Your task is to reproduce exactly the lines from the line with "Convert this screenshot" through the end of the records below.

## start DATASET ROWS

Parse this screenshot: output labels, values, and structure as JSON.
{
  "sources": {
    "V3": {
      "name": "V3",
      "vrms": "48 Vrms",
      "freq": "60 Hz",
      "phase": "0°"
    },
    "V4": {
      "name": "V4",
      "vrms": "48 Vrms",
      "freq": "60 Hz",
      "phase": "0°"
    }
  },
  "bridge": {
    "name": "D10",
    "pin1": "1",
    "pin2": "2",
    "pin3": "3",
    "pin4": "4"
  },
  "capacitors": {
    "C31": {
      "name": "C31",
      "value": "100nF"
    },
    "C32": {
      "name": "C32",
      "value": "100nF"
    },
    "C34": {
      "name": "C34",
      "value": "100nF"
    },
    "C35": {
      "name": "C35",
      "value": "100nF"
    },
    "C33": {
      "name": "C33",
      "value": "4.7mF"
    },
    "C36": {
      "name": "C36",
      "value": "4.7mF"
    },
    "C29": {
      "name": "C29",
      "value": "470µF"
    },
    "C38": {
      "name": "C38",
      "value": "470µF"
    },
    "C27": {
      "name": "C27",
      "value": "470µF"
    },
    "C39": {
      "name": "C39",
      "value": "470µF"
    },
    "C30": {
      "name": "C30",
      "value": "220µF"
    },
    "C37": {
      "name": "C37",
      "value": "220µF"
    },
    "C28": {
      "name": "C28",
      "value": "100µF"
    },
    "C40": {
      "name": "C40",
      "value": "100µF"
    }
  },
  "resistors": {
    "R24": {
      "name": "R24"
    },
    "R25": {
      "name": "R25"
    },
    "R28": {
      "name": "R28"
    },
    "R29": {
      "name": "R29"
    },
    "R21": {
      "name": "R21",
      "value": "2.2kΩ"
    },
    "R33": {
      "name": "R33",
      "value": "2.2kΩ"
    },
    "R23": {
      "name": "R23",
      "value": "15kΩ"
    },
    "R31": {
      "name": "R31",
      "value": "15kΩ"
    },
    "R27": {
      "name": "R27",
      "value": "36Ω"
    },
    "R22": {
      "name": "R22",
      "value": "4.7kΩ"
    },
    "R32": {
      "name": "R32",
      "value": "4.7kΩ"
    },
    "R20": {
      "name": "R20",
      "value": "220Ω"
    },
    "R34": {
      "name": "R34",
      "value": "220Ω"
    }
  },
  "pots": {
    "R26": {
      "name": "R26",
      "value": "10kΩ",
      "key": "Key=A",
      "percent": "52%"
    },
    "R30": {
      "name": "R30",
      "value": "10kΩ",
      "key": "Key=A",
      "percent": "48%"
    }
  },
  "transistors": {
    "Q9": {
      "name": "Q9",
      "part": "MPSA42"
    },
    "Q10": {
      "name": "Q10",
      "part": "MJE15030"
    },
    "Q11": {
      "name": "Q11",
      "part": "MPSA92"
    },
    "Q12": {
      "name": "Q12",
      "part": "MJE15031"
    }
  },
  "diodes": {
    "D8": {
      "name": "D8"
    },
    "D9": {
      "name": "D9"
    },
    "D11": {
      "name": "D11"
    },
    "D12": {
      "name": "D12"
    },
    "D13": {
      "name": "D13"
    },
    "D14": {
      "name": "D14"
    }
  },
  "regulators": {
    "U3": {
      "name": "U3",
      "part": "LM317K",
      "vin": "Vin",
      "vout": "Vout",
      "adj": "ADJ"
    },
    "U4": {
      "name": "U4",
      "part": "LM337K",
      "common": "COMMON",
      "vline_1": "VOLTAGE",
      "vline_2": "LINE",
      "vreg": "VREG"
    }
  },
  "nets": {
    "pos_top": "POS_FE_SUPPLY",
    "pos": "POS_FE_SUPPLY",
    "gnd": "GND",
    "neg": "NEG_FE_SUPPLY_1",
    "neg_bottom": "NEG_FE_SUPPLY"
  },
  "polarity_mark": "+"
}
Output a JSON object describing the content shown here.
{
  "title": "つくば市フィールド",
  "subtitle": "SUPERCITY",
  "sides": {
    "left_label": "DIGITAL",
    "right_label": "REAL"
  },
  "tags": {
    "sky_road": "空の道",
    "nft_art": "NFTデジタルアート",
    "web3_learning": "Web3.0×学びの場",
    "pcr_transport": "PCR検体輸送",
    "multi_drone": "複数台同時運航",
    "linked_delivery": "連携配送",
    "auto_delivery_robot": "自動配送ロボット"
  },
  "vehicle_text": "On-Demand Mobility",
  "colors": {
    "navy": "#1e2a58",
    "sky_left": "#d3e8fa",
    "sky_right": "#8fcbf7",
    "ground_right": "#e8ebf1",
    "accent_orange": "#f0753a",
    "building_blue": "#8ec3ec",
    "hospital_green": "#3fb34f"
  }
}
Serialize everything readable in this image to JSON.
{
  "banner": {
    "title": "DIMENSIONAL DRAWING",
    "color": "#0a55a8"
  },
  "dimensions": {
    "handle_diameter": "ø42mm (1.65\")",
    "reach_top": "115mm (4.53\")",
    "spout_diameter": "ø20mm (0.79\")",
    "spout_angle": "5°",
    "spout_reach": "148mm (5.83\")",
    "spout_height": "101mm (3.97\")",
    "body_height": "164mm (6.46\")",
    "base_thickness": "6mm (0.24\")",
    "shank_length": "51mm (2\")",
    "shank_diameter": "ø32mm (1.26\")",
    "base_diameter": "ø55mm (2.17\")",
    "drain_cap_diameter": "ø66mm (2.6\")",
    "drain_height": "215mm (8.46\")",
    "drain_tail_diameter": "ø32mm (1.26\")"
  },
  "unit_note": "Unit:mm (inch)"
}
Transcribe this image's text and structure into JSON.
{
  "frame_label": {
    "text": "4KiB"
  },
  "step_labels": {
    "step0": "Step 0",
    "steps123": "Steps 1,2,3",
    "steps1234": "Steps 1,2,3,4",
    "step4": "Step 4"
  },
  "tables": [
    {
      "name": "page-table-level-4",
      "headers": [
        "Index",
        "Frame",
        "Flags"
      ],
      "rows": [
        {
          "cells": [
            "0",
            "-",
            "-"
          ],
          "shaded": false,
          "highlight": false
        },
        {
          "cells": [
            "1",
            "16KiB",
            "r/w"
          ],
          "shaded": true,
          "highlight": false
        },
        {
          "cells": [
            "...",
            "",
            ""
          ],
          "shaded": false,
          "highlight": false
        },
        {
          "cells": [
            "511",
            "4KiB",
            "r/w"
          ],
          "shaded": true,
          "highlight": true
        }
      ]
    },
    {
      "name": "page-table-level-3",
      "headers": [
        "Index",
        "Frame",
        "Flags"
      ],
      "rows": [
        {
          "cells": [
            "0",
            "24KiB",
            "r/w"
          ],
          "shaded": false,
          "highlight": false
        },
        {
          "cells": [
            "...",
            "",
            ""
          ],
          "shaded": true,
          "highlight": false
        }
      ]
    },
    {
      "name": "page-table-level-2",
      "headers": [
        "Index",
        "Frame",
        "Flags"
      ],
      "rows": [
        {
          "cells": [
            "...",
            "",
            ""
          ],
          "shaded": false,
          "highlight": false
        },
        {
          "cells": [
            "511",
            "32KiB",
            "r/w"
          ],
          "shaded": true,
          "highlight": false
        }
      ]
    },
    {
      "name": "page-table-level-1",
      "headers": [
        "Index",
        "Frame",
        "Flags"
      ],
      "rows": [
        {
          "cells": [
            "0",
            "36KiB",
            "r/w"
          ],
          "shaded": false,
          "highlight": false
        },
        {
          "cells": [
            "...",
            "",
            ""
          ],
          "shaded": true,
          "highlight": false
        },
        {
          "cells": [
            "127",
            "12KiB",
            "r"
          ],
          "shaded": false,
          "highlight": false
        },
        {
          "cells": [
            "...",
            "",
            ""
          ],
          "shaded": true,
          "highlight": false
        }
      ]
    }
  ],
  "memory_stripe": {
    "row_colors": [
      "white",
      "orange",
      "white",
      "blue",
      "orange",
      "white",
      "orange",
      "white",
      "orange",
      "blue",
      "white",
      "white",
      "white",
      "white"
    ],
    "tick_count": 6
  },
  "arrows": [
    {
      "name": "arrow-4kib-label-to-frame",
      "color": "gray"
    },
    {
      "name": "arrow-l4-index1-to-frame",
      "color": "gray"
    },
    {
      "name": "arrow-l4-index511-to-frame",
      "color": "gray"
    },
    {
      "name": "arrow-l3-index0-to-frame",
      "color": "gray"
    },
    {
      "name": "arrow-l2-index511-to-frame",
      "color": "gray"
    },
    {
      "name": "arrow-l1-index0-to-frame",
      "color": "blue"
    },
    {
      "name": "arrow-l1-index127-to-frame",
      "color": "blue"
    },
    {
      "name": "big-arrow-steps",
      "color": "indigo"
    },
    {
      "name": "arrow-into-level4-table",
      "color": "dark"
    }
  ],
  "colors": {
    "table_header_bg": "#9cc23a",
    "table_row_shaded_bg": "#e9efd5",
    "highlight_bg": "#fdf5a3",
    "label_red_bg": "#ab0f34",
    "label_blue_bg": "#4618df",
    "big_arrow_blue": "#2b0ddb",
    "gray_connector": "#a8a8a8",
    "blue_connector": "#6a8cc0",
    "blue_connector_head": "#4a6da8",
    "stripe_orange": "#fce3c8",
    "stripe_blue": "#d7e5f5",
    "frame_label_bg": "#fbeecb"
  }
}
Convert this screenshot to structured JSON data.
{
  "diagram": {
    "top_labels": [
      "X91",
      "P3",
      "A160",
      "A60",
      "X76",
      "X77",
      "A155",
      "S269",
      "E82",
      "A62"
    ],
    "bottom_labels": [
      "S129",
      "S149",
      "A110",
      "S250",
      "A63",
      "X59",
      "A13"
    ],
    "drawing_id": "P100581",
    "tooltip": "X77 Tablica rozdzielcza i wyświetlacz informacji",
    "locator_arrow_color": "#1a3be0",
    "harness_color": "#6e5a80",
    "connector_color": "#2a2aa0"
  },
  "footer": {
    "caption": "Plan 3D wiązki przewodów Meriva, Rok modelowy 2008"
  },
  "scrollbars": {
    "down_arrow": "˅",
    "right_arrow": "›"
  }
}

## end DATASET ROWS

=== RESPONSE ===
Convert this screenshot to structured JSON data.
{
  "diagram": {
    "top_labels": [
      "X91",
      "P3",
      "A160",
      "A60",
      "X76",
      "X77",
      "A155",
      "S269",
      "E82",
      "A62"
    ],
    "bottom_labels": [
      "S129",
      "S149",
      "A110",
      "S250",
      "A63",
      "X59",
      "A13"
    ],
    "drawing_id": "P100581",
    "tooltip": "X77 Tablica rozdzielcza i wyświetlacz informacji",
    "locator_arrow_color": "#1a3be0",
    "harness_color": "#6e5a80",
    "connector_color": "#2a2aa0"
  },
  "footer": {
    "caption": "Plan 3D wiązki przewodów Meriva, Rok modelowy 2008"
  },
  "scrollbars": {
    "down_arrow": "˅",
    "right_arrow": "›"
  }
}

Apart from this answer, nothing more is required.